■ Exercise aim ■
Select every line containing the word "level" from the material, and copy those lines.
################
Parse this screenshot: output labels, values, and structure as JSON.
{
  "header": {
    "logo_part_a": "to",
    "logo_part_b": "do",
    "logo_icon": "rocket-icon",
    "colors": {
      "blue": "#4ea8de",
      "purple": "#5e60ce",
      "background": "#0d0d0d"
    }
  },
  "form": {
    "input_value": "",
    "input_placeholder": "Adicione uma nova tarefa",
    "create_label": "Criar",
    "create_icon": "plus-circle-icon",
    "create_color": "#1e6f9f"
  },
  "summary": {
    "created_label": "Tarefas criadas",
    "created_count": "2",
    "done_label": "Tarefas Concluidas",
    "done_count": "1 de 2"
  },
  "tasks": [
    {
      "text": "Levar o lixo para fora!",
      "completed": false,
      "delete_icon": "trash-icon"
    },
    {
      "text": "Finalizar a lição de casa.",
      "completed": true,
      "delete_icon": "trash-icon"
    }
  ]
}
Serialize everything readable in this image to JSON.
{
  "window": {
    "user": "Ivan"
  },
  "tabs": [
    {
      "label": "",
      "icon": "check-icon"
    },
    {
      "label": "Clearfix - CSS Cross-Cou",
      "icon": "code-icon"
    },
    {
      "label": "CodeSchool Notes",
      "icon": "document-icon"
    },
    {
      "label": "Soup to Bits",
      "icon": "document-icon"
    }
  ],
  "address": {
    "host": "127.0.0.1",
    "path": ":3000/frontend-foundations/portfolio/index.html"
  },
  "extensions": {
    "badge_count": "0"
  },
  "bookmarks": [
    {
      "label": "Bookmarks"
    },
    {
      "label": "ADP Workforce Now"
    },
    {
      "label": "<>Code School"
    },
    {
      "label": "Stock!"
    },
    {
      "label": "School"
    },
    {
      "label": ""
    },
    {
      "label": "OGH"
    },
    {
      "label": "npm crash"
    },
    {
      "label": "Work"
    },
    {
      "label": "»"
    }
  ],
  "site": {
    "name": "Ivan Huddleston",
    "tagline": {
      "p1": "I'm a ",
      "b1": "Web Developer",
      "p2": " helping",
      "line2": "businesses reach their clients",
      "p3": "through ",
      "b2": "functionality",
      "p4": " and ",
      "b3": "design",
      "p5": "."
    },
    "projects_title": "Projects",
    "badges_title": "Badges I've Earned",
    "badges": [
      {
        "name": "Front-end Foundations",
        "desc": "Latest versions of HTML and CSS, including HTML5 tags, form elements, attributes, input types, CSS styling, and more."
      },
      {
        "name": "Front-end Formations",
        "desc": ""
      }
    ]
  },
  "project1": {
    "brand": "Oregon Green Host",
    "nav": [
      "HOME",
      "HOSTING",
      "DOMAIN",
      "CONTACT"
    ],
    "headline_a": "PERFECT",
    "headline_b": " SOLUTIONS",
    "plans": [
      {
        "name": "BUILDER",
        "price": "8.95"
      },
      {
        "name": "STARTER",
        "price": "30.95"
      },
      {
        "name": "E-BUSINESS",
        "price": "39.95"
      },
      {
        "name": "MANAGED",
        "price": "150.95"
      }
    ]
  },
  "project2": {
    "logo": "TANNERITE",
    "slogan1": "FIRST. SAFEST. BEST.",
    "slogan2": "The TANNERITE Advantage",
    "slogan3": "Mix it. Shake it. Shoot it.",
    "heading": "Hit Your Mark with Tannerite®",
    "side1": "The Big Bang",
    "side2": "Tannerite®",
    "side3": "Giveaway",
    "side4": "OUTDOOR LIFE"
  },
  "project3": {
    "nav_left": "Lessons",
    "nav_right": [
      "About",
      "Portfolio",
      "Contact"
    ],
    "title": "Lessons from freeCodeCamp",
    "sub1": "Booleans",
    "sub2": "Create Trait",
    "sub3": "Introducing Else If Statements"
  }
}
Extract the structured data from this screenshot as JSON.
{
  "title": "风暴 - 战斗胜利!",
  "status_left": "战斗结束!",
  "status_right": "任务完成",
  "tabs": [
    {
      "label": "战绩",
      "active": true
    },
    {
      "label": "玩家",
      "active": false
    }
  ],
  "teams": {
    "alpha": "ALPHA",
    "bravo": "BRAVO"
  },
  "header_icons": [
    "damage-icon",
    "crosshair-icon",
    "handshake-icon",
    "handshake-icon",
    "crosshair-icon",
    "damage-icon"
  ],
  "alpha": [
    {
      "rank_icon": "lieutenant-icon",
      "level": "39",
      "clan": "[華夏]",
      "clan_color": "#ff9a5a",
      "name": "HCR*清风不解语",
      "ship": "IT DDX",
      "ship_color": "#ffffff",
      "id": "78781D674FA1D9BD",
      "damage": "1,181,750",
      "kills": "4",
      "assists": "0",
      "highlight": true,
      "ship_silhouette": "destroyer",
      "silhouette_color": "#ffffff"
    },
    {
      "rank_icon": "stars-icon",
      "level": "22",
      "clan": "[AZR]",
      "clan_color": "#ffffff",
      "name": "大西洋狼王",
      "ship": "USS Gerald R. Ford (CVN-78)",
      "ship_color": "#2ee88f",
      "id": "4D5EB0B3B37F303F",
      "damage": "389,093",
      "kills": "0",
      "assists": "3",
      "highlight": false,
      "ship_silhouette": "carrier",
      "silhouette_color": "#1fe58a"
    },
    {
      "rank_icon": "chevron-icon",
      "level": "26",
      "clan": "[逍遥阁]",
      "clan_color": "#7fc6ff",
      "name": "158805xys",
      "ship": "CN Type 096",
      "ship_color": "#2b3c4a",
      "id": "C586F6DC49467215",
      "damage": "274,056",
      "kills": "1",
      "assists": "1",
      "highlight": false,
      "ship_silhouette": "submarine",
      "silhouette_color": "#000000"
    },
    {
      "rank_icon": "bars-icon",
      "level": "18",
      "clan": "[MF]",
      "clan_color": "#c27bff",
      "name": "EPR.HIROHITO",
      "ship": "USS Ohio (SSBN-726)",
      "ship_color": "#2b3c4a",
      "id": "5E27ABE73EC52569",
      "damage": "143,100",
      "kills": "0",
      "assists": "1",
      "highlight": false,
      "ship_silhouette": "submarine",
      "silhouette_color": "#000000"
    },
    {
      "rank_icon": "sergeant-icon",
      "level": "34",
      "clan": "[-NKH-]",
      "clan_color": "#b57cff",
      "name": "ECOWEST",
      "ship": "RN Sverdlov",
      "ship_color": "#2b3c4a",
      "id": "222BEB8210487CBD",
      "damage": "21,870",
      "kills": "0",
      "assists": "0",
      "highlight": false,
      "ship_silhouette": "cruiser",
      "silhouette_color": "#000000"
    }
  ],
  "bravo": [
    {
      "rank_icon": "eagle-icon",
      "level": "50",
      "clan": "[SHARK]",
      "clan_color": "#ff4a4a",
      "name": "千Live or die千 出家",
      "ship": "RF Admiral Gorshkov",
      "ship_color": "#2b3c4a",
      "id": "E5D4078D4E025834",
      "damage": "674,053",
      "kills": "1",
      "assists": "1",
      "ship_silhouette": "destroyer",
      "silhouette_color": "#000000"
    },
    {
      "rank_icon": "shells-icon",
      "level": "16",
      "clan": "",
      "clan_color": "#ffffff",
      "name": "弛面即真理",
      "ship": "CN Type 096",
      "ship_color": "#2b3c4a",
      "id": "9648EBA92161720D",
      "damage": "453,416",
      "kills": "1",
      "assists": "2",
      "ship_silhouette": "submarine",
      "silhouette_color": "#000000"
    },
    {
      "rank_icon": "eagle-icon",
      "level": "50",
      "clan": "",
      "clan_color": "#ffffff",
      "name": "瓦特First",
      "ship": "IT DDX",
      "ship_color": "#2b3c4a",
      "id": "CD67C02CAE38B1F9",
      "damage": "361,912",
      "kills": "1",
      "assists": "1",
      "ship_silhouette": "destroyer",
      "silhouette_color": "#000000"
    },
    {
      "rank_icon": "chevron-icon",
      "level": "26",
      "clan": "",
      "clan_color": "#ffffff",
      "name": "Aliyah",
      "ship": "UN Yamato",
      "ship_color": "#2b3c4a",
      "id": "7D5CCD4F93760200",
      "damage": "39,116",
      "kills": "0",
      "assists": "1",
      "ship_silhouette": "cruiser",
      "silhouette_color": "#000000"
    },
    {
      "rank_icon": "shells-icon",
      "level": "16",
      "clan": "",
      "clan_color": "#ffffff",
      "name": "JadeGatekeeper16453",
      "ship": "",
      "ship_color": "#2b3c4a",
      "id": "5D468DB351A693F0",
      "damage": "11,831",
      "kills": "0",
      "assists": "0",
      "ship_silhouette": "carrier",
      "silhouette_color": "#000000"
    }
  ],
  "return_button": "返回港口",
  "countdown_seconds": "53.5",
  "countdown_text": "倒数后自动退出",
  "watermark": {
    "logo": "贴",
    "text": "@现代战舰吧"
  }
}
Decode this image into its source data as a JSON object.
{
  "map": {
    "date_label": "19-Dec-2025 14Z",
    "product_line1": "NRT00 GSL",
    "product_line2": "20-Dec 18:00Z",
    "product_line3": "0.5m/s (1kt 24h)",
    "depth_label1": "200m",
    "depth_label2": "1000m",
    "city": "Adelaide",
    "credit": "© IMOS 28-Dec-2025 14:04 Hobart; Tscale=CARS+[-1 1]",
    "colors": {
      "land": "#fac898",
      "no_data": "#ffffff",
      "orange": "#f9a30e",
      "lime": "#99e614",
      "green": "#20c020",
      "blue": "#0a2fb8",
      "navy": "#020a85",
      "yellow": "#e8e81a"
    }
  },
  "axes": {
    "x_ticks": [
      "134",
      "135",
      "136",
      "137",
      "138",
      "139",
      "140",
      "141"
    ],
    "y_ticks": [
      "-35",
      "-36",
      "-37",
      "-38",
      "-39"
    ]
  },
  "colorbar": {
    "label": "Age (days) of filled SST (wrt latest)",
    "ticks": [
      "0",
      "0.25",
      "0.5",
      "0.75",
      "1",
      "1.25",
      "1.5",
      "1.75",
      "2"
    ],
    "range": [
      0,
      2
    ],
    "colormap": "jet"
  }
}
################
■ Finished exercise ■
      "level": "39",
      "level": "22",
      "level": "26",
      "level": "18",
      "level": "34",
      "level": "50",
      "level": "16",
      "level": "50",
      "level": "26",
      "level": "16",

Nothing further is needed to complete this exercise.